_Aim of the exercise:_ Look through the data and write out every line with the word "Dairy" in it.

_Input material:_
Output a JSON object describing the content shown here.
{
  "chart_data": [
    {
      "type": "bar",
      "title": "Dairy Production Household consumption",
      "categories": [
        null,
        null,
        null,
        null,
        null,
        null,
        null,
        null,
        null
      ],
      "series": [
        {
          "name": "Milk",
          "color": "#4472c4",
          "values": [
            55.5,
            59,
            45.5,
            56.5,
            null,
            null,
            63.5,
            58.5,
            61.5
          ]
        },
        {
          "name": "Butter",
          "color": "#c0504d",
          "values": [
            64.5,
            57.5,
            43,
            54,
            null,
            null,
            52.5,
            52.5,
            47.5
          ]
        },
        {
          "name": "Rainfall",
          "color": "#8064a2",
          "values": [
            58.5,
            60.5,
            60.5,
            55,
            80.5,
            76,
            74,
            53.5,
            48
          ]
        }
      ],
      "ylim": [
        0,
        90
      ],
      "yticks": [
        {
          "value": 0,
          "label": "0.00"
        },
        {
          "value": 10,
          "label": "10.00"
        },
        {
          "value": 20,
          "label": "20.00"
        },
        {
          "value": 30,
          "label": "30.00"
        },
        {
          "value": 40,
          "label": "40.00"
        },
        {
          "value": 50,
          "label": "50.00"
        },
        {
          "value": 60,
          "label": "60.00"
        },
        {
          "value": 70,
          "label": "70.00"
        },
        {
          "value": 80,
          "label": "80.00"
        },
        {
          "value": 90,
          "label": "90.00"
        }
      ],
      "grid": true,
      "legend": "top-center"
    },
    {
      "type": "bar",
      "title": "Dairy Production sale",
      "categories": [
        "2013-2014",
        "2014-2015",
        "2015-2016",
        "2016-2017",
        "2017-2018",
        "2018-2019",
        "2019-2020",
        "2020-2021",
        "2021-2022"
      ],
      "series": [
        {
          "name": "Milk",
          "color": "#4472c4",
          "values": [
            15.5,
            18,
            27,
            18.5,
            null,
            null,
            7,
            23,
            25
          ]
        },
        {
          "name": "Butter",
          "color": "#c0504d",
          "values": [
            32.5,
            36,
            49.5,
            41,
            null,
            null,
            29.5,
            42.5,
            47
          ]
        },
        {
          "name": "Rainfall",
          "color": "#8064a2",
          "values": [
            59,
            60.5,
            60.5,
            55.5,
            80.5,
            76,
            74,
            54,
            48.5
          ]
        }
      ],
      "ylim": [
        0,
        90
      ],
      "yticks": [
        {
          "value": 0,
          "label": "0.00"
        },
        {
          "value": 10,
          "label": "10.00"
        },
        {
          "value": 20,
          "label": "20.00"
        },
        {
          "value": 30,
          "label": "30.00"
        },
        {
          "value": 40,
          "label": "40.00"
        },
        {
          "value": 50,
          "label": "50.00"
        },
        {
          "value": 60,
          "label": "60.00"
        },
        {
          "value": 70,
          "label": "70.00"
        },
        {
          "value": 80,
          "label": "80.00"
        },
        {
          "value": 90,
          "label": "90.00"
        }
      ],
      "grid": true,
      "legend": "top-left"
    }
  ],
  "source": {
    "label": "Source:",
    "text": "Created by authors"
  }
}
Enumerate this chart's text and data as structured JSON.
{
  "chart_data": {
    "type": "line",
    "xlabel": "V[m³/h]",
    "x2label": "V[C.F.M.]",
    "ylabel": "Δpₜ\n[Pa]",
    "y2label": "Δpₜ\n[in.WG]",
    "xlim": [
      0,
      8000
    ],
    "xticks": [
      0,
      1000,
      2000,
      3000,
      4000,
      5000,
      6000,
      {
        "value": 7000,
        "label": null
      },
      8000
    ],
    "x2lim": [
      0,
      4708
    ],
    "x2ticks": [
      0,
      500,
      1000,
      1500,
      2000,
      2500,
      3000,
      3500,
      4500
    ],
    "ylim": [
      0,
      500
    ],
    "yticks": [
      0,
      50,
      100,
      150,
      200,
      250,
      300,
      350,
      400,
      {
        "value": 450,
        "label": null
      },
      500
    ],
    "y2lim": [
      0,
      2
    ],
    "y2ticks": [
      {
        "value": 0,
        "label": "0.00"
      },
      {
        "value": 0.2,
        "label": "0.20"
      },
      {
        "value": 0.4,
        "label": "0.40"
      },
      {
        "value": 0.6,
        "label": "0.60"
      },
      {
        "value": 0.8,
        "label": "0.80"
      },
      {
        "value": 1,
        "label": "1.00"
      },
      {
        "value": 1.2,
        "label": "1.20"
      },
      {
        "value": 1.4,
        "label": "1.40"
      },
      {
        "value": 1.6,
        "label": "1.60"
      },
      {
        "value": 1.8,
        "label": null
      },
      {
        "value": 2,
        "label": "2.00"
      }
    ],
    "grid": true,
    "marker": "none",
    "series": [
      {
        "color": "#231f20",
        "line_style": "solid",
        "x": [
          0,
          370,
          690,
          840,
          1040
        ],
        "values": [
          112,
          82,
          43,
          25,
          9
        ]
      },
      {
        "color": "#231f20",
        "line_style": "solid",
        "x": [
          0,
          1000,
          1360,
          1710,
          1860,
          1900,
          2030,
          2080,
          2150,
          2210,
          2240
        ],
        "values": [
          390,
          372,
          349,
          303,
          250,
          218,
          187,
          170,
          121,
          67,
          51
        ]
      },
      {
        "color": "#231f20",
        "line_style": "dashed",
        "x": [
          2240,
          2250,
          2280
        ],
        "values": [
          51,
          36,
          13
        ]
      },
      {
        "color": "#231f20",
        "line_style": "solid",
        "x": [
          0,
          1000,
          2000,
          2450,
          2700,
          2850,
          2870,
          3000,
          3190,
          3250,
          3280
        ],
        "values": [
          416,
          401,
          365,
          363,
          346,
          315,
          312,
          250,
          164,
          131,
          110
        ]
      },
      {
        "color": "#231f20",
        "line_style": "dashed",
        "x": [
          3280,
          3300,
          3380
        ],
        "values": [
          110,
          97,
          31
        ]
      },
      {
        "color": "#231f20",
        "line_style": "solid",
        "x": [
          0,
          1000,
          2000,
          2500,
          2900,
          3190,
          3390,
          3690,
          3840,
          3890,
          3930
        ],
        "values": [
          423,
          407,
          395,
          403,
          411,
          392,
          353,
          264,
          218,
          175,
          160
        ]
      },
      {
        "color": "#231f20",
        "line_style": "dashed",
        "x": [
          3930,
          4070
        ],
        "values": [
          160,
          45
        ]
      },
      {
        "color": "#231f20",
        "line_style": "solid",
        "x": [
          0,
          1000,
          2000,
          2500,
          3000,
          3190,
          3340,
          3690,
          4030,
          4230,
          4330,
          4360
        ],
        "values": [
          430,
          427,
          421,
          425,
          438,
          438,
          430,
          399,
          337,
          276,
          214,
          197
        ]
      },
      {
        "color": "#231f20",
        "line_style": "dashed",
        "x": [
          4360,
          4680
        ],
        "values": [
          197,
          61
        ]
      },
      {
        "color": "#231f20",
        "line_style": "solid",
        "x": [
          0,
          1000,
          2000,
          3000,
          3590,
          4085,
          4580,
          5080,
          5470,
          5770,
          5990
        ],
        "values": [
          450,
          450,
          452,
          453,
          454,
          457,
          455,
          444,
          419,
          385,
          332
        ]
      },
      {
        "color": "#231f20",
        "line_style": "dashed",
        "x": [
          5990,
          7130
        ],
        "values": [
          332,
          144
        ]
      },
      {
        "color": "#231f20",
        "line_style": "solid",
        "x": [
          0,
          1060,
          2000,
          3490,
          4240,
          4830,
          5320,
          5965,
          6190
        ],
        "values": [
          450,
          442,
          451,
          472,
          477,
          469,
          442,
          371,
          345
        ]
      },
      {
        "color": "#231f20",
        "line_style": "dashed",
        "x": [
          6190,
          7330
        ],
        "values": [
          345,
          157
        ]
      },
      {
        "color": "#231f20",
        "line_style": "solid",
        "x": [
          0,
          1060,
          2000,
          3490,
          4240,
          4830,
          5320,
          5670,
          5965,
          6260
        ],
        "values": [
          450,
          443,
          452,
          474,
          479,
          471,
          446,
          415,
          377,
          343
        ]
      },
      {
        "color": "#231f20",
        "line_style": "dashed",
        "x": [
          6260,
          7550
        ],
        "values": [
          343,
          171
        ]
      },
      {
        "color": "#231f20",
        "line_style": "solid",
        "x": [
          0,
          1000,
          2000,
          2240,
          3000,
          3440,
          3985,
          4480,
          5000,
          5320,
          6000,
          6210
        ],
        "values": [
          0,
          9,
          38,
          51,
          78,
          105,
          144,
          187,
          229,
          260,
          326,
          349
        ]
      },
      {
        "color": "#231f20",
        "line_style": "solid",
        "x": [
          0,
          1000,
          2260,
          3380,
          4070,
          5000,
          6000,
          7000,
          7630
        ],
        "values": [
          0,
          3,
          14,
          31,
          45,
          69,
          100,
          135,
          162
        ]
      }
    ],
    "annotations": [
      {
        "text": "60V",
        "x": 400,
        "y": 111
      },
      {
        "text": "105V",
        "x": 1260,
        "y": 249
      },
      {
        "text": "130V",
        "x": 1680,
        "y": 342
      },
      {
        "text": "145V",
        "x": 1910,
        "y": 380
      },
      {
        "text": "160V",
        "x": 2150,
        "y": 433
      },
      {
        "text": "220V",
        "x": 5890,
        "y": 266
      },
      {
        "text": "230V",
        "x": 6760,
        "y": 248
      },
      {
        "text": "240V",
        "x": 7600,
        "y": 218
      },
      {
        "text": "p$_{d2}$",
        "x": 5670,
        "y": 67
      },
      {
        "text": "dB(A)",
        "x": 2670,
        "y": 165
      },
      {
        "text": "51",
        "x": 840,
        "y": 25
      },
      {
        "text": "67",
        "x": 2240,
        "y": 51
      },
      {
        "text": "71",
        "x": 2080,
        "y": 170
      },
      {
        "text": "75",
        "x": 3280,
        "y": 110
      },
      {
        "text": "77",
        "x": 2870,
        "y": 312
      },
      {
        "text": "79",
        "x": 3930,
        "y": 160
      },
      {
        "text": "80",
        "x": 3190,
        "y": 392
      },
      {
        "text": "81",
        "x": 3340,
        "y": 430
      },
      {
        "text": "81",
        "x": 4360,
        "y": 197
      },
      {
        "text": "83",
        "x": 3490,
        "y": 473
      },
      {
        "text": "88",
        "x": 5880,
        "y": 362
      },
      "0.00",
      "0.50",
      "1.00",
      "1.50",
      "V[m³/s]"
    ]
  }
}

_Solved problem:_
      "title": "Dairy Production Household consumption",
      "title": "Dairy Production sale",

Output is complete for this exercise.